▶ **RECORDS PROVIDED**:
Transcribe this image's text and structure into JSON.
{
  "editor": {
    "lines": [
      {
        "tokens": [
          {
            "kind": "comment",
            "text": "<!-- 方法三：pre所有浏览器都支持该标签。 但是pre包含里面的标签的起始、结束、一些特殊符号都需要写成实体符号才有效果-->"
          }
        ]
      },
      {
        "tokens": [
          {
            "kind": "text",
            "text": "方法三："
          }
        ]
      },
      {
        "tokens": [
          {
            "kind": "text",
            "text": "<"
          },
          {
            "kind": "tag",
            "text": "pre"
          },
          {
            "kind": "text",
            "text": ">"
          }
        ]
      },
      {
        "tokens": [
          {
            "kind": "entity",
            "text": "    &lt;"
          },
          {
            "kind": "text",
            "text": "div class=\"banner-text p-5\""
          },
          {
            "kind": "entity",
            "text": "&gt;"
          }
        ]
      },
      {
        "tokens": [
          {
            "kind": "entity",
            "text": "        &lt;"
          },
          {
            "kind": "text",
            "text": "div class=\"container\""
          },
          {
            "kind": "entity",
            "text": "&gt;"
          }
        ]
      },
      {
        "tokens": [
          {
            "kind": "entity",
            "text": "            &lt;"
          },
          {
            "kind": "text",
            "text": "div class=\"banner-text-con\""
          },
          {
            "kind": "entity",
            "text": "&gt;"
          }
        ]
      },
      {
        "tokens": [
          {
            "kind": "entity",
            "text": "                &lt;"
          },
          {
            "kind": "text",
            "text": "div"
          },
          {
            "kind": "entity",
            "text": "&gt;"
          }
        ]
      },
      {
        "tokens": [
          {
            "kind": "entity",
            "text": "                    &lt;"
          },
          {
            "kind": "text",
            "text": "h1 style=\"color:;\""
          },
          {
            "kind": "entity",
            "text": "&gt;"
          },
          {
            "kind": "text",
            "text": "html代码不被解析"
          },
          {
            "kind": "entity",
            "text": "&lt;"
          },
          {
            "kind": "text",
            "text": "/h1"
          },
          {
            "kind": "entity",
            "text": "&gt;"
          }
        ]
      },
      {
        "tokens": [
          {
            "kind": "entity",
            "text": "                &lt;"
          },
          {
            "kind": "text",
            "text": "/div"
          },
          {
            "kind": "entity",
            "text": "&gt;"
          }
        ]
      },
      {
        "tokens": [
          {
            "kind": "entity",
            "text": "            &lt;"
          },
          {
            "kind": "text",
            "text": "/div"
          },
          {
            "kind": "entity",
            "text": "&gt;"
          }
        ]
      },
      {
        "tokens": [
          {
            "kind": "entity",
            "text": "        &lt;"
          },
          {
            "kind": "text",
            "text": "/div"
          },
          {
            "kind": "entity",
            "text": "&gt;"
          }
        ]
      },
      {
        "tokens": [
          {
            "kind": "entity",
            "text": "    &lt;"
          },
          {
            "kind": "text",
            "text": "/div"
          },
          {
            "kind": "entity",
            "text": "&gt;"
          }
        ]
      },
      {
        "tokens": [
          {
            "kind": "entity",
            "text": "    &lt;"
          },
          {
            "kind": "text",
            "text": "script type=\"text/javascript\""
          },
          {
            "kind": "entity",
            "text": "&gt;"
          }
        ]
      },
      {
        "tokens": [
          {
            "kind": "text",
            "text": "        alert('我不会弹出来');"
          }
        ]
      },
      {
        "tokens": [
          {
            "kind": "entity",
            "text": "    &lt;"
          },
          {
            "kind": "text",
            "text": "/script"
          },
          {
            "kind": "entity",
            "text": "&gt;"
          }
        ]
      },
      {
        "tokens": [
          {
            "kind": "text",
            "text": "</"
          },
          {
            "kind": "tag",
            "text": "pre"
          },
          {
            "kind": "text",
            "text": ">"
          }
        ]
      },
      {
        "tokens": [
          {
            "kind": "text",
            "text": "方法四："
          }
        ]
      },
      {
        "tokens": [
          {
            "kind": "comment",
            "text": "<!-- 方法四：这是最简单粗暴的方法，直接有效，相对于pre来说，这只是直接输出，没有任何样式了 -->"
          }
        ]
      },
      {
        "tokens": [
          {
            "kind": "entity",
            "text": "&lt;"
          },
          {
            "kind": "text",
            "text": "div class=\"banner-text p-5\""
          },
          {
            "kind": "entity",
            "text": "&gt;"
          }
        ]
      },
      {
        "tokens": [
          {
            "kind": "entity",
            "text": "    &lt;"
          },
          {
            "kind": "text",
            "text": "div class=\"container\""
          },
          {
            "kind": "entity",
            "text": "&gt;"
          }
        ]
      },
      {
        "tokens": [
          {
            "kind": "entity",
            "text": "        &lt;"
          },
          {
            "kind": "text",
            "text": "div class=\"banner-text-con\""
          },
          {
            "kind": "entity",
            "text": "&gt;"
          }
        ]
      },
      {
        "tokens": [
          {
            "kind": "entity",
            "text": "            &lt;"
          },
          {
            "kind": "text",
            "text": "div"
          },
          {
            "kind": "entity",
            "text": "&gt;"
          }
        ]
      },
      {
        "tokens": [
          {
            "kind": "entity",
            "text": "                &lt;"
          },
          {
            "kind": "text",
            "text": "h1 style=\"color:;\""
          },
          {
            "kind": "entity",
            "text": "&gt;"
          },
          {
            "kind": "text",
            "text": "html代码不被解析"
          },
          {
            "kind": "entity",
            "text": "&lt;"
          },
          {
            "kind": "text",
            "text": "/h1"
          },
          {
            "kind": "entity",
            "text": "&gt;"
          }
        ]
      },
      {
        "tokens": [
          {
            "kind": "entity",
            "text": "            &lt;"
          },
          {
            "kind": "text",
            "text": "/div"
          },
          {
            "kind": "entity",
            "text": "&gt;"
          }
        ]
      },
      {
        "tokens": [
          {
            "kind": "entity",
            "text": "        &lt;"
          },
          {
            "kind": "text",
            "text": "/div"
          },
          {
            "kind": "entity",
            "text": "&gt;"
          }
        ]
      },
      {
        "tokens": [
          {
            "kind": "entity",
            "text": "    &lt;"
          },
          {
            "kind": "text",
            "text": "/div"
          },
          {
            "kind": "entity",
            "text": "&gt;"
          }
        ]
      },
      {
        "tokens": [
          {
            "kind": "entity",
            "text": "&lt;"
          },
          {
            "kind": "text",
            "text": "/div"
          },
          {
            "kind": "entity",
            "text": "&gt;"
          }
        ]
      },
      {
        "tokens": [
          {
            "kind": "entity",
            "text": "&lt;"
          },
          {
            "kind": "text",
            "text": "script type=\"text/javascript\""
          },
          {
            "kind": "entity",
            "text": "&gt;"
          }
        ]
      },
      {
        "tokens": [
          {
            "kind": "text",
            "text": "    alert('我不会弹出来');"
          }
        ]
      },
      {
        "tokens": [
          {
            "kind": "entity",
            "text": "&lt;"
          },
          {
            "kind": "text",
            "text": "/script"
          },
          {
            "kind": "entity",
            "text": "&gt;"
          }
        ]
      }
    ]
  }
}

▶ **WHAT THIS TASK INVOLVES**: Wherever the string "alert" appears in the entries above, list that line.

▶ **CORRECT ANSWER**:
            "text": "        alert('我不会弹出来');"
            "text": "    alert('我不会弹出来');"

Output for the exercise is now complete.